[Texte fourni]

La distribution de l'eau est une affaire de gros sous. Suez, qui en a assuré l'opération pendant trente ans, s'est fait mettre dehors par Lille Métropole. La société laisse derrière elle une dette d'une centaine de millions d'euros et des conduites d'eau délabrées. Avec le nouvel appel d'offre, il reste à faire un choix entre Veolia, ou une régie publique récemment créée pour l'occasion.
Dès 1985, Suez et Veolia gèrent ensemble, via la Société des Eaux du Nord (SEN), quasiment tout le cycle de l’eau de la métropole lilloise : production, traitement, distribution dans les robinets et revente1. En 2010, une loi européenne interdit les filiales à 50/50 entre concurrents. Les deux sociétés s'entendent : Suez récupère Lille et Veolia Marseille.
Côté production, en juin 2013, devant la précédente gestion calamiteuse (voir encadré), et pour contrer la forte augmentation que Suez envisageait dans le renouvellement du contrat, Lille Métropole négocie le rachat de leurs usines de pompage. En réalité, elles sont déduites de la dette, ce qui lèse les usagers selon Pierre-Yves Pira, du Collectif Eau : « Ces usines-là ont déjà été payées dans les factures, elles sont amorties depuis longtemps. Les acheter sur l'argent de la dette revient à les payer deux fois ».
Côté traitement, le service est exploité par l'entreprise Suez, affermé2 dès le début. Lille Métropole, qui possède les bâtiments, a confié dernièrement la gestion de la nouvelle station d'épuration de Marquette-lez-Lille à son concurrent... Veolia. Mais dans la transaction, qui a trinqué? Les employés. Au bout de 15 mois, les travailleurs ont vu leur contrat modifié à la baisse par leur nouveau patron.

[Enregistrements]

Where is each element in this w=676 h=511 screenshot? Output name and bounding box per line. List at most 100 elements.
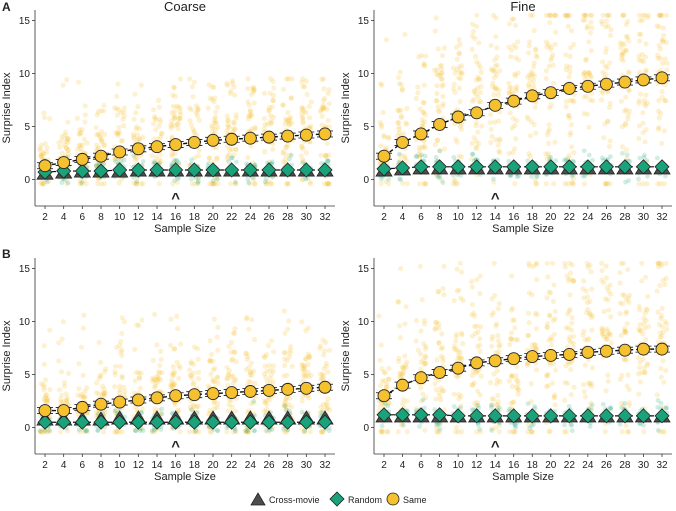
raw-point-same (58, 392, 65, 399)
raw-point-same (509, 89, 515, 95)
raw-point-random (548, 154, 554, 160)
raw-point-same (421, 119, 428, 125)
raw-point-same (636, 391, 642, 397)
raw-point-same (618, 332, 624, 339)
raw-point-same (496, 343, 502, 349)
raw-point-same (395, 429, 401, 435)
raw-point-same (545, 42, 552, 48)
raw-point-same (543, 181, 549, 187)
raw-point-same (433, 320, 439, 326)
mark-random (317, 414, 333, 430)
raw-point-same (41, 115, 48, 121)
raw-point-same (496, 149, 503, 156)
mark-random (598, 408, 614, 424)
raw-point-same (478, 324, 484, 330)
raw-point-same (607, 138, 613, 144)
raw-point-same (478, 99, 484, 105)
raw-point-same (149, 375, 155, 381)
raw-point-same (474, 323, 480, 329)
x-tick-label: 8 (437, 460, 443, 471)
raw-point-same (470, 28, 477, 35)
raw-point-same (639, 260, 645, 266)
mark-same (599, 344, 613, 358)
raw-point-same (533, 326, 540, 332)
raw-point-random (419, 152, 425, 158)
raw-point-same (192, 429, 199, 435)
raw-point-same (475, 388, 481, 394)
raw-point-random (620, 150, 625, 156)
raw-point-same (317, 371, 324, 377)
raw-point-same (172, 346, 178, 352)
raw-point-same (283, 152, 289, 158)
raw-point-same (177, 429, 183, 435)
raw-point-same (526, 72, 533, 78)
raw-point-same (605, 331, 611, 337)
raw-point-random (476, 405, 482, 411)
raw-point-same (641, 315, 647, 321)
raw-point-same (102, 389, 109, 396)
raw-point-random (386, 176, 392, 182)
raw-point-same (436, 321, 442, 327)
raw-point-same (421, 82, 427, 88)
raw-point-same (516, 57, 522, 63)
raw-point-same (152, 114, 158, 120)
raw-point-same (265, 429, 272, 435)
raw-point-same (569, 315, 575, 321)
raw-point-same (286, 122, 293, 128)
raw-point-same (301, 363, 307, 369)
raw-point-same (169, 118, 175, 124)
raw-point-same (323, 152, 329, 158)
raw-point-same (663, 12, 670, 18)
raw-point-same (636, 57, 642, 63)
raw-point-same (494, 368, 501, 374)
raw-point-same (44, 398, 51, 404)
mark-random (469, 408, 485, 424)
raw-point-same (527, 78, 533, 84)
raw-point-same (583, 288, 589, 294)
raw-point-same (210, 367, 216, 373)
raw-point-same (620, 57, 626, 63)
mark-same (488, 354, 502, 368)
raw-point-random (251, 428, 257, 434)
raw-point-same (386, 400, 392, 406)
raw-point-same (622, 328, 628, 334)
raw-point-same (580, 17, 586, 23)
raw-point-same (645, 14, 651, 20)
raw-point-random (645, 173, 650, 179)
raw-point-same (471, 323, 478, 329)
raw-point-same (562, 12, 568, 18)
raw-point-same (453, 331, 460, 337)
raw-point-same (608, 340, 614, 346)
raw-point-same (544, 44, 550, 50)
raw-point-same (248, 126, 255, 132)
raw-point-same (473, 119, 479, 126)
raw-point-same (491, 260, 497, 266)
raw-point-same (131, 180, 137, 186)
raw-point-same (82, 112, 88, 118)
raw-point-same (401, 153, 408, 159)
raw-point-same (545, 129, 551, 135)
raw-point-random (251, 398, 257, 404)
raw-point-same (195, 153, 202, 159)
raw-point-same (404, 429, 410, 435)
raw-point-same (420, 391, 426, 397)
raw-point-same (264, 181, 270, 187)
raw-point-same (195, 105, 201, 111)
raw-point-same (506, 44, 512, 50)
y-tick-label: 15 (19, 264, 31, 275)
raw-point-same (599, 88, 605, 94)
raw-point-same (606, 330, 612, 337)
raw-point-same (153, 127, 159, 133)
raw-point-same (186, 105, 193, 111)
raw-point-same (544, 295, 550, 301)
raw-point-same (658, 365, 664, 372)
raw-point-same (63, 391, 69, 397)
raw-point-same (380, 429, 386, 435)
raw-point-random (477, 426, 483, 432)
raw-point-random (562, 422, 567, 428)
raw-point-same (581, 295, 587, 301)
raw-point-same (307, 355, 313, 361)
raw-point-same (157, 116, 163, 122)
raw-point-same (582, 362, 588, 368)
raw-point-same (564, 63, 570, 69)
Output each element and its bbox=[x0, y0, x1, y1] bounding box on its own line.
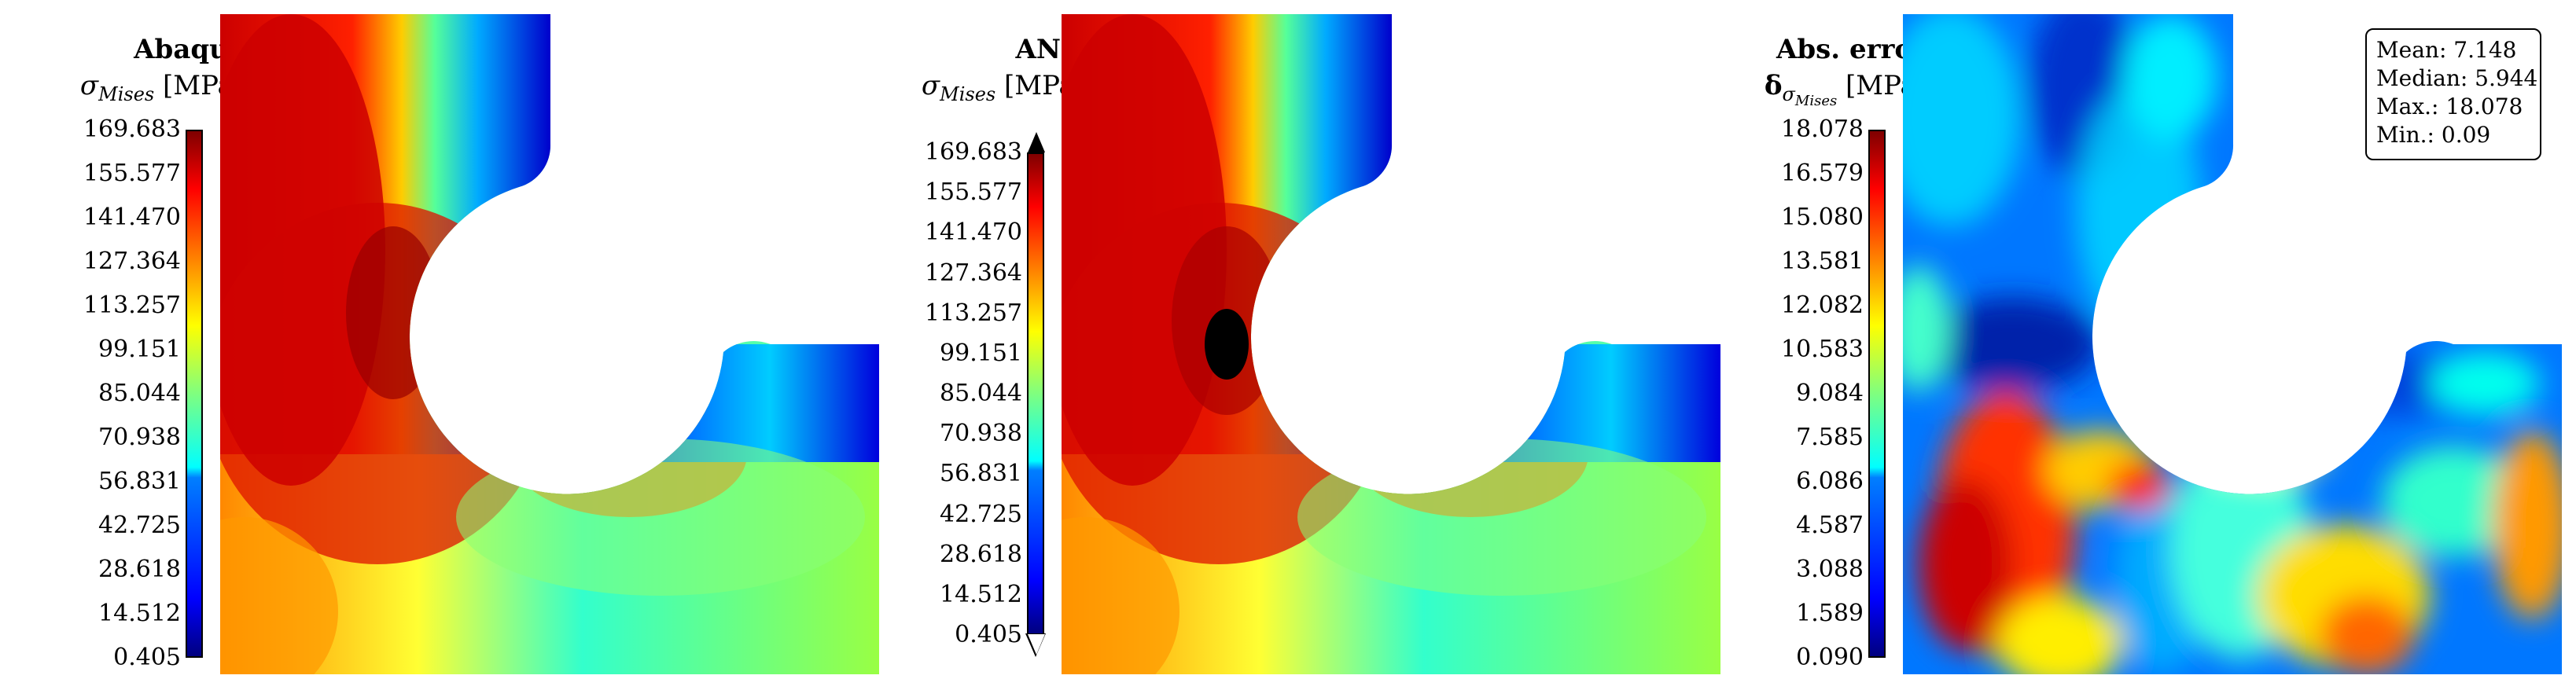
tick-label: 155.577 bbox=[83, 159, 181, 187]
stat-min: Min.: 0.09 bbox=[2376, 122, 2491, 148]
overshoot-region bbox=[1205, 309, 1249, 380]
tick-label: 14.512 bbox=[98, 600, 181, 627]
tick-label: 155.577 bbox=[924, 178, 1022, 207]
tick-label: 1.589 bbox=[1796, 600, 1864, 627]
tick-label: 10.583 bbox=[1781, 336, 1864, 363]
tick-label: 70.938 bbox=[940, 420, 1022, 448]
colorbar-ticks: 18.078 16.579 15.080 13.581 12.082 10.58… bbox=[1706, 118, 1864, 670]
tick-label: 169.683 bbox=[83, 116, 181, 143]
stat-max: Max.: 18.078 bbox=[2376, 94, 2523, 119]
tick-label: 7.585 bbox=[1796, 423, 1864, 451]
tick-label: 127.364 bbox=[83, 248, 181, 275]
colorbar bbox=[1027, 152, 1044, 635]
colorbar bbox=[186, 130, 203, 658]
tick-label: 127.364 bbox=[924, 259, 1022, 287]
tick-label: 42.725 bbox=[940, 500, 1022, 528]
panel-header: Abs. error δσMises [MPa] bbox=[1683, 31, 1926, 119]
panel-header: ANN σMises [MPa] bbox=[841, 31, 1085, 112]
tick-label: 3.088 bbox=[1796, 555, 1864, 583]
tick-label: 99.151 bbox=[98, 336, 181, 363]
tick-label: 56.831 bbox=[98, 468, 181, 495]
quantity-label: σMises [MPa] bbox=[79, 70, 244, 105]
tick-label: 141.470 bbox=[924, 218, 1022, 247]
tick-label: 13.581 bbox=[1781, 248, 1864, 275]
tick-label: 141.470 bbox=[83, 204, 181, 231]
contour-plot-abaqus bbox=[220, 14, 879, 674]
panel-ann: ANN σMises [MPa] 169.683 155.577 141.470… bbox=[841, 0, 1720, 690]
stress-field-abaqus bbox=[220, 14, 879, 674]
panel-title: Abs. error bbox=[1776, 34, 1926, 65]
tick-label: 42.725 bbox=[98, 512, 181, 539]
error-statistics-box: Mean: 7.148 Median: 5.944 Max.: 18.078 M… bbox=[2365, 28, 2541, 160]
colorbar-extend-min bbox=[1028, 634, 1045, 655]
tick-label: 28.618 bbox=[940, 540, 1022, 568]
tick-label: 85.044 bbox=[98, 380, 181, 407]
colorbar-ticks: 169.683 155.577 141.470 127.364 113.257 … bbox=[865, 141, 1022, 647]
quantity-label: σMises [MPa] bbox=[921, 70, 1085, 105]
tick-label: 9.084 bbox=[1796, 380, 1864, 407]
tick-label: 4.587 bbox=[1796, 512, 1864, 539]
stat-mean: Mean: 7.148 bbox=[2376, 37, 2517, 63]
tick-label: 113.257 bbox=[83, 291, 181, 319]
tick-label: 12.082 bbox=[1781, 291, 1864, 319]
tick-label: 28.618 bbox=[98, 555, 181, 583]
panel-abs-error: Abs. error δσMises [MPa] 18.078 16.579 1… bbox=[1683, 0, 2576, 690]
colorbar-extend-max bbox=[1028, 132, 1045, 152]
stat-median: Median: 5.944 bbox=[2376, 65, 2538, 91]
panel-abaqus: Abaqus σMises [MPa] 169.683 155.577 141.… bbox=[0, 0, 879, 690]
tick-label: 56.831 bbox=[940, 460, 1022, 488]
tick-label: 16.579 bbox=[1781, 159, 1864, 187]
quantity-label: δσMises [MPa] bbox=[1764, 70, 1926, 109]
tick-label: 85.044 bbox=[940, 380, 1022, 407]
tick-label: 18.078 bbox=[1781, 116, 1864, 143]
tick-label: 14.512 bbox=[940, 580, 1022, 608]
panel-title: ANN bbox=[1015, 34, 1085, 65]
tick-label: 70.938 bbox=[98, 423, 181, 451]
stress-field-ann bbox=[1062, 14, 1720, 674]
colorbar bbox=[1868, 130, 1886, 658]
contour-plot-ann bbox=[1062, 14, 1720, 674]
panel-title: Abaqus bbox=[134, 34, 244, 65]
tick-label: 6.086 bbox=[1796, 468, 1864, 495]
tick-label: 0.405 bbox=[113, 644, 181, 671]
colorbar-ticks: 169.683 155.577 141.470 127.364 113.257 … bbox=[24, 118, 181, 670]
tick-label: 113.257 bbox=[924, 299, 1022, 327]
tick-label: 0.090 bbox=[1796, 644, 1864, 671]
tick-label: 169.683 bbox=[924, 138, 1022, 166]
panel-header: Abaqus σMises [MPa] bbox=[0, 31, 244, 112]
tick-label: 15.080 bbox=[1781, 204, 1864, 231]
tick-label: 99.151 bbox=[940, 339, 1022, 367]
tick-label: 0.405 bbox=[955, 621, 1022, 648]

[Liste des tâches]
a) Transcrivez mot pour mot tout le passage du texte sur la gestion de l'eau à Lille, de « Dès 1985, Suez » jusqu'à « et Veolia Marseille. » inclus.
b) Reprenez le texte sur la gestion de l'eau à Lille et poursuivez-le à partir de sa dernière phrase.
Les enregistrements forment un matériau distinct du texte sur la gestion de l'eau à Lille.

[Réponses aux tâches]
a)
Dès 1985, Suez et Veolia gèrent ensemble, via la Société des Eaux du Nord (SEN), quasiment tout le cycle de l’eau de la métropole lilloise : production, traitement, distribution dans les robinets et revente1. En 2010, une loi européenne interdit les filiales à 50/50 entre concurrents. Les deux sociétés s'entendent : Suez récupère Lille et Veolia Marseille.

b)
Distribution de l’eau : assainir le système
Reste donc la partie distribution. Celle qui rapporte les sous, et qui reste le nerf de la guerre.
Au 1er janvier 2016, la distribution de l'eau doit être reconduite et remettre en concurrence les deux multinationales. C'est en tout cas ce qu'elles pensaient. Car si désormais 100% de l'eau produite est publique, l’idée d’une régie publique globale fait son chemin.
Courant 2014, l'appel d'offre de reprise est lancé et les frères ennemis, Suez et Veolia, se disputent déjà ce marché de 500 millions d'euros sur 8 ans. Mais surprise ! Avant même l'appel d'offre finalisé, le 23 septembre, Lille Métropole retoque le dossier de Suez en le déclarant « irrecevable »3. Suez fait appel de cette décision. Pour se défendre, Lille Métropole engage le cabinet d'avocats Cabanes-Neveu, qui a aussi comme client depuis des années… le « concurrent» Veolia.
Le tribunal administratif de Lille rejette la requête de Suez, qui annonce vouloir porter le dossier au Conseil d’État. C'est que Suez a de quoi être dégoûté : elle vient de céder ses usines de pompages, perdre le traitement et se fait mettre dehors pour la distribution, avec une grosse dette à régler en plus.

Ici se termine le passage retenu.